Material provided:
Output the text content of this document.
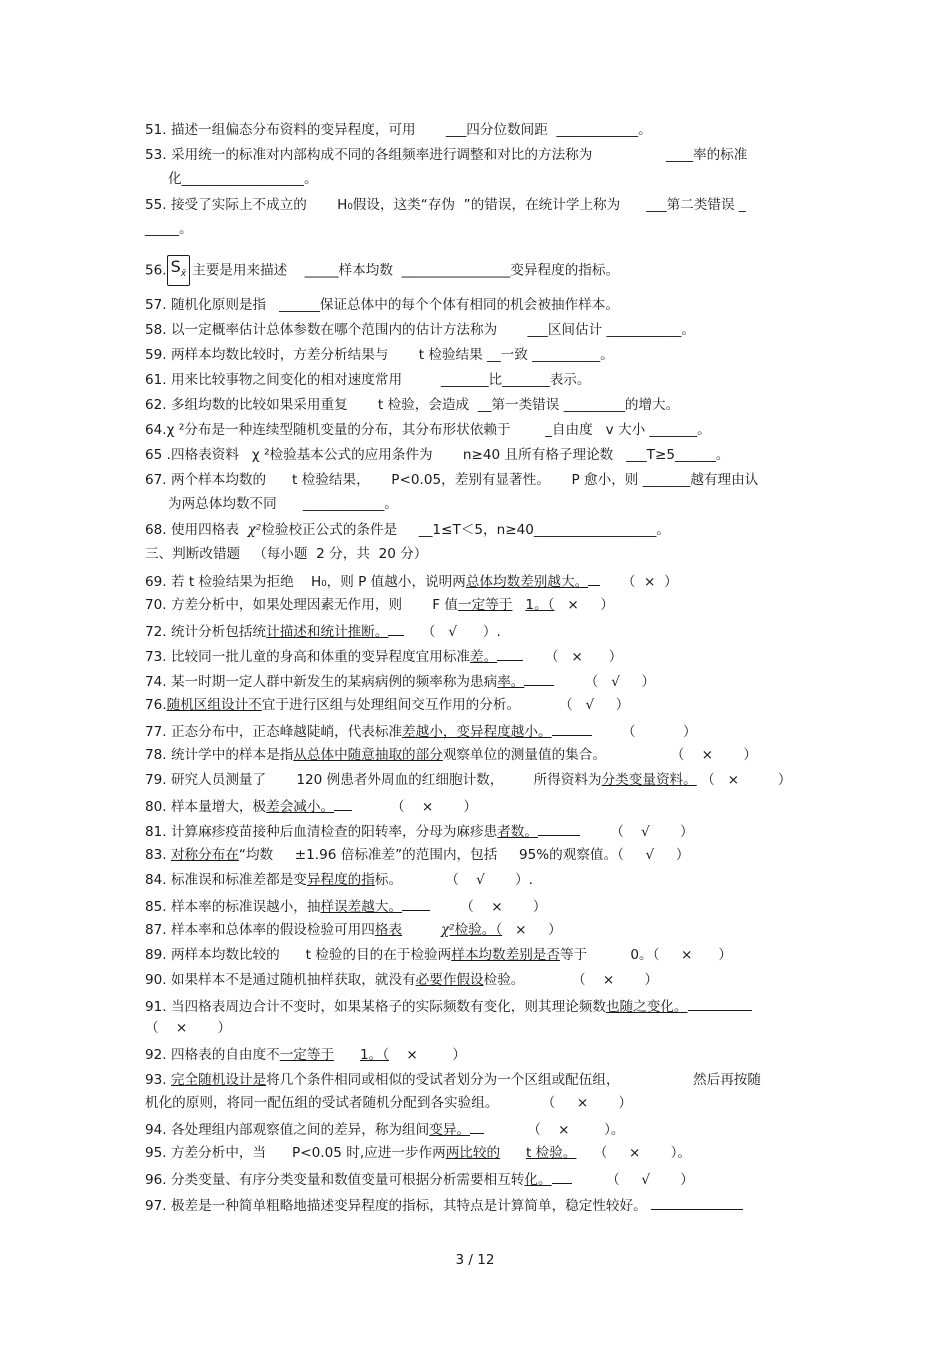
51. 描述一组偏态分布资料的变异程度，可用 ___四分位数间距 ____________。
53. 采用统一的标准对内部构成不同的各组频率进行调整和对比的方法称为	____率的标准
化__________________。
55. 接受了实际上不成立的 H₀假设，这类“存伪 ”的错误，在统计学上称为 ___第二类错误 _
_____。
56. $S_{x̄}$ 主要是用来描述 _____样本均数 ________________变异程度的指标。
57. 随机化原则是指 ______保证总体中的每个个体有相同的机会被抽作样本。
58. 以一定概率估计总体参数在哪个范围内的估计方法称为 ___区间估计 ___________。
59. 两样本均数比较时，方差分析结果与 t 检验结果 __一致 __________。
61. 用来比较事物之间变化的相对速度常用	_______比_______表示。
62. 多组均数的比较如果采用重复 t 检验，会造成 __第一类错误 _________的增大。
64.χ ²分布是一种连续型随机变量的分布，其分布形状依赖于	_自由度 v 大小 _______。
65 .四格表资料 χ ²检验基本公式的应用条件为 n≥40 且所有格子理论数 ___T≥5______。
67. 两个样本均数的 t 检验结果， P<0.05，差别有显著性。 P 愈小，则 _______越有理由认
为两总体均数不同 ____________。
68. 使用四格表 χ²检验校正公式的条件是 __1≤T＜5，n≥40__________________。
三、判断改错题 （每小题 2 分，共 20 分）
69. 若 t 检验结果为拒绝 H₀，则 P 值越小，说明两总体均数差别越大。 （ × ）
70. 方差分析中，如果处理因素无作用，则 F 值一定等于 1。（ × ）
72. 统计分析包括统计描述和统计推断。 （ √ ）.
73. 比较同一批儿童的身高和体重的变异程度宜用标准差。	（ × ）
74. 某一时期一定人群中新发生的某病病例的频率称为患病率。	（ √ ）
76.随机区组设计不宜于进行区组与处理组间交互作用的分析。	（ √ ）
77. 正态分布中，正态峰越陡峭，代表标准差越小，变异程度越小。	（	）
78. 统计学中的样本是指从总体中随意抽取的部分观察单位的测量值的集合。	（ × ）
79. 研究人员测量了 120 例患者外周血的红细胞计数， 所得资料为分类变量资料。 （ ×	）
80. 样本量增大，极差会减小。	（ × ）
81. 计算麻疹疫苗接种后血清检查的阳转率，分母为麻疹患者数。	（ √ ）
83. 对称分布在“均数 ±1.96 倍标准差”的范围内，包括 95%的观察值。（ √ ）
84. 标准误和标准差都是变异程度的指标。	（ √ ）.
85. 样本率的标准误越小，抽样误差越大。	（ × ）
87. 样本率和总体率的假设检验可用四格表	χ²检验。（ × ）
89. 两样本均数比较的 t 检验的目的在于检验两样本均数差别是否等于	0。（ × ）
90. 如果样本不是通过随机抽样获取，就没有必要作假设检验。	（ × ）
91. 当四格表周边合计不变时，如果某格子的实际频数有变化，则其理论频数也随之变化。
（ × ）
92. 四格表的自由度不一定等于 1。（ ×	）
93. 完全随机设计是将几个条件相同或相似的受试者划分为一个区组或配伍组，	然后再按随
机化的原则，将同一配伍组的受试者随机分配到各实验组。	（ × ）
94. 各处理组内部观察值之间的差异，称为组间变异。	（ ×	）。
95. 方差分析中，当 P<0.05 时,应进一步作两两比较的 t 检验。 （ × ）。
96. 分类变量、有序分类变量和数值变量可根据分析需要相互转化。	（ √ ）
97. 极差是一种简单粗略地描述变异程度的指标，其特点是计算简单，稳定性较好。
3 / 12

==

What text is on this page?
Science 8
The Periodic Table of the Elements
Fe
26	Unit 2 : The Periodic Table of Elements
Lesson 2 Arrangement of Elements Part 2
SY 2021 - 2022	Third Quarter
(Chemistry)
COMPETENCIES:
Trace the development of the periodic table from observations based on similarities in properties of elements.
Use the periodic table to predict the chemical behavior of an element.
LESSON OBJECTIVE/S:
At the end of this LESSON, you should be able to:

Instruction: Find every line in the records that contains the word "方差分析中"; copy those lines.

Answer to the exercise:
70. 方差分析中，如果处理因素无作用，则 F 值一定等于 1。（ × ）
95. 方差分析中，当 P<0.05 时,应进一步作两两比较的 t 检验。 （ × ）。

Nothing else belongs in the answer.